Given exercise
Reproduce each line bearing the word "color".

+++ Supplied data

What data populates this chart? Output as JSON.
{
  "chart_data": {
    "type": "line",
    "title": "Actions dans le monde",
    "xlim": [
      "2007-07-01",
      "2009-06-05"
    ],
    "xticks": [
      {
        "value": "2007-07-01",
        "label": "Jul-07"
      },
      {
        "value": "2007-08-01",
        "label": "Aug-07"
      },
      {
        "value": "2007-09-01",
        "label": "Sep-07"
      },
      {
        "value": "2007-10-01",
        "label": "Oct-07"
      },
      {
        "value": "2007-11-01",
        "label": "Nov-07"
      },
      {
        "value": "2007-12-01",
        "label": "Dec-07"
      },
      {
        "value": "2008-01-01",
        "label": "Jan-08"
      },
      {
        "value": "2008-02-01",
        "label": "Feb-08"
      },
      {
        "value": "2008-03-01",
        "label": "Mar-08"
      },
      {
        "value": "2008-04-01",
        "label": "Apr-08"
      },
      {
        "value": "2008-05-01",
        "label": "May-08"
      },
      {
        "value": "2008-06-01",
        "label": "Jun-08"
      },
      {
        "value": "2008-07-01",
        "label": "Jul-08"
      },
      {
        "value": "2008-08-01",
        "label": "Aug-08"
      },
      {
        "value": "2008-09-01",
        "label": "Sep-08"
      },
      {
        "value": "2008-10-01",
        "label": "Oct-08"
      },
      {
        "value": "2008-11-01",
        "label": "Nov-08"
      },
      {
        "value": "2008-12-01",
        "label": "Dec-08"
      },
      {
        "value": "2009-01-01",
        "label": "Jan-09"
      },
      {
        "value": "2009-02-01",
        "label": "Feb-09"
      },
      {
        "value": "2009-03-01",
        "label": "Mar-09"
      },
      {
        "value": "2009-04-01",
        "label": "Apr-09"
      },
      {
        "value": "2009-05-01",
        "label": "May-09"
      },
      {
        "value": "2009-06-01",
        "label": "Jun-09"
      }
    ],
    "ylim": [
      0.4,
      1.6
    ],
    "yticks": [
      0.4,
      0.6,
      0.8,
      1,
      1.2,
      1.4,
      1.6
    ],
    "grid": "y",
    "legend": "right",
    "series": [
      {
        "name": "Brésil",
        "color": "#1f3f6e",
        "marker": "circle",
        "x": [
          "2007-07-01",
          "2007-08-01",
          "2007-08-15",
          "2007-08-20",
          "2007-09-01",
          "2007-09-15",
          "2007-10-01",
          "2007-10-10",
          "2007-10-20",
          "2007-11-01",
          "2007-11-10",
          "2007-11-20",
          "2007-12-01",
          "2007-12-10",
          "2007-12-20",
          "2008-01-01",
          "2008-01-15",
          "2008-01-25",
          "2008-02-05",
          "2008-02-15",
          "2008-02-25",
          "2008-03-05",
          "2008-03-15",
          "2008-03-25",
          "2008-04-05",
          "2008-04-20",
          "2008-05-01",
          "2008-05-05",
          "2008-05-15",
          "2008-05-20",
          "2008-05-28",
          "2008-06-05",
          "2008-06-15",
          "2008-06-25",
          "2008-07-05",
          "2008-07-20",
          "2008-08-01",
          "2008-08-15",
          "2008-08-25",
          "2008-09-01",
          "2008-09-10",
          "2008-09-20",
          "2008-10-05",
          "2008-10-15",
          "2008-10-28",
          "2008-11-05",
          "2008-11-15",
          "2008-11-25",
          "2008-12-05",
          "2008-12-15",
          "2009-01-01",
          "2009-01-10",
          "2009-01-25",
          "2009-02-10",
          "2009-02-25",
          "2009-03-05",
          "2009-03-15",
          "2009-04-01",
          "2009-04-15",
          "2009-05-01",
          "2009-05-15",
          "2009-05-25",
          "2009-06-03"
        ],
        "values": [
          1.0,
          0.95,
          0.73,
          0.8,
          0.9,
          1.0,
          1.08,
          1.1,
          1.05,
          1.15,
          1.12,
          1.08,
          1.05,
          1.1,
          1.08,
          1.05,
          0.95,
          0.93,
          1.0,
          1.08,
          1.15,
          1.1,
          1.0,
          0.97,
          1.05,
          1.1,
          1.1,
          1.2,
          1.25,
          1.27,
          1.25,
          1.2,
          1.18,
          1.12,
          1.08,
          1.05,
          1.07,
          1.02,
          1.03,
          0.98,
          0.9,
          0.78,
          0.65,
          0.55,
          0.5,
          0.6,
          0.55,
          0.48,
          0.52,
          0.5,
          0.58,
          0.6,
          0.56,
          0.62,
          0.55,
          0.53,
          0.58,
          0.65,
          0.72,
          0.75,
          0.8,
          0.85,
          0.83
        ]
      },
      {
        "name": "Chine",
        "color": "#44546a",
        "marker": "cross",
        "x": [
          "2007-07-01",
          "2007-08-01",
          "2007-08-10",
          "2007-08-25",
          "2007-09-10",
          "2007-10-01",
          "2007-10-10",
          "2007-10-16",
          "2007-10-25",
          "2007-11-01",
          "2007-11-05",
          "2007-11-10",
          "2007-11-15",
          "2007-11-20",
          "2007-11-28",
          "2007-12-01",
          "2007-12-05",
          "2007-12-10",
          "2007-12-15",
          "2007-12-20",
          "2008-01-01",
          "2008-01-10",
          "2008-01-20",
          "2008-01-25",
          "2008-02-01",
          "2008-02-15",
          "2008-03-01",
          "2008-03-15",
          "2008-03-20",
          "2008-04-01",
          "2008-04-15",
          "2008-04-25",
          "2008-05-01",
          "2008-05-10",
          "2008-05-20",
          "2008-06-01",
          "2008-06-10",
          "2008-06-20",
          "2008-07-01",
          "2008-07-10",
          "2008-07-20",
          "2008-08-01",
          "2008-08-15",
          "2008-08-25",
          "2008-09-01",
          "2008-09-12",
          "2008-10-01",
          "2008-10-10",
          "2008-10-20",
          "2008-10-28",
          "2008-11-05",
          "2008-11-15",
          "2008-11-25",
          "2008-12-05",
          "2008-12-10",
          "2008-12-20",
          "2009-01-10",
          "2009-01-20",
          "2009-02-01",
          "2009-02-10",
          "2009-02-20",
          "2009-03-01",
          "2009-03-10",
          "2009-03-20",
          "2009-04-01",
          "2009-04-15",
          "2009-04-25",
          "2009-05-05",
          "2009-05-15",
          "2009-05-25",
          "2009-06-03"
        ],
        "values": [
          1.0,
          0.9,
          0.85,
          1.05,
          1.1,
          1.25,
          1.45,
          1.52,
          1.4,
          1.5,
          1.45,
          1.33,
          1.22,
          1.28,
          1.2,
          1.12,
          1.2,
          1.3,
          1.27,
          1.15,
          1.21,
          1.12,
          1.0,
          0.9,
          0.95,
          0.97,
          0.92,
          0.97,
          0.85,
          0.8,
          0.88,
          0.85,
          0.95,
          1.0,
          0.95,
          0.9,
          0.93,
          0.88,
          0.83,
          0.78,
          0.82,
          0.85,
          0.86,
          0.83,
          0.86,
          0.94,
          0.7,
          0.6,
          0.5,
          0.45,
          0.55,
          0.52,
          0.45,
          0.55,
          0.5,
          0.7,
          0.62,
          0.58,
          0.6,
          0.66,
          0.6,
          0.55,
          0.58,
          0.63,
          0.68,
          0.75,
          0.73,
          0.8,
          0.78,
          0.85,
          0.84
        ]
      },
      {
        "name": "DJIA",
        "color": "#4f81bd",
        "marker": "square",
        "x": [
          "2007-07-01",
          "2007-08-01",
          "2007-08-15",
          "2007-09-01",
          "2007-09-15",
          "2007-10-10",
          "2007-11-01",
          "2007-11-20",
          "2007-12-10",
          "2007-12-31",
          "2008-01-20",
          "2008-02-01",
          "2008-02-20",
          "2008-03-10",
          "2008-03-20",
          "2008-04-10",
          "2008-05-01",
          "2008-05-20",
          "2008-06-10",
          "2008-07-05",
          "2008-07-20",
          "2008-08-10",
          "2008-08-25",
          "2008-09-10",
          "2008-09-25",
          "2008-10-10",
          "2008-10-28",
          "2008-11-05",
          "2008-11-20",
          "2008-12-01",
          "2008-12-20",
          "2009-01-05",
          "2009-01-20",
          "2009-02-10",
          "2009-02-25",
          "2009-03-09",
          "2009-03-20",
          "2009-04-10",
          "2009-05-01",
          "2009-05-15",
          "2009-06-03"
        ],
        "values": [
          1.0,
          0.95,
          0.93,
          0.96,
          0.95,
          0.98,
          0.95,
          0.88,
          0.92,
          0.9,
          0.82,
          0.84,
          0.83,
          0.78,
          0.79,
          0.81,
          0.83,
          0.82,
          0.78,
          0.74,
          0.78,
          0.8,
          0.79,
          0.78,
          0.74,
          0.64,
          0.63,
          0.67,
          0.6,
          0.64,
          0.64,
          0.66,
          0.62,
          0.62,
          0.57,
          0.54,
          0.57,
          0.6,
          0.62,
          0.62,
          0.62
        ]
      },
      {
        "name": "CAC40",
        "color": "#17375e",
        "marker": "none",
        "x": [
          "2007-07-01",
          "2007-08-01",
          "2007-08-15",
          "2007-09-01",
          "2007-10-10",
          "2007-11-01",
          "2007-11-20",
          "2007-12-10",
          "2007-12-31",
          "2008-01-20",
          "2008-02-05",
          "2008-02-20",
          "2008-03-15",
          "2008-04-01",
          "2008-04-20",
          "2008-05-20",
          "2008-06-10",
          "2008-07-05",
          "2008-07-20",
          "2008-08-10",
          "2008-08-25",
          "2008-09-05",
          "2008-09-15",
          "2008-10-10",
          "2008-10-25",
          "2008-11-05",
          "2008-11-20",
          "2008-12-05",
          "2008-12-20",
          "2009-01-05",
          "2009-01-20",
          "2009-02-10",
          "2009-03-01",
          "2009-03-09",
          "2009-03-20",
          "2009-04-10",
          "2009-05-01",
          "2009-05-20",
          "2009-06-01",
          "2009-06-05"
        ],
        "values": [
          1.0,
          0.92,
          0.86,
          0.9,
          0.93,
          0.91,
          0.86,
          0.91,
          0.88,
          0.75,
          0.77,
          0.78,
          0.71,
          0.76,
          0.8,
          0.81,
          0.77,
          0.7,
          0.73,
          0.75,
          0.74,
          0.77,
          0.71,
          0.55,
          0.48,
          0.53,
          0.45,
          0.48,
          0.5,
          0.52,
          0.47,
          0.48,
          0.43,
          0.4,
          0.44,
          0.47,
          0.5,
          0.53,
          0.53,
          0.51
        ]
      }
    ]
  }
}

++++++

Solution to this task
        "color": "#1f3f6e",
        "color": "#44546a",
        "color": "#4f81bd",
        "color": "#17375e",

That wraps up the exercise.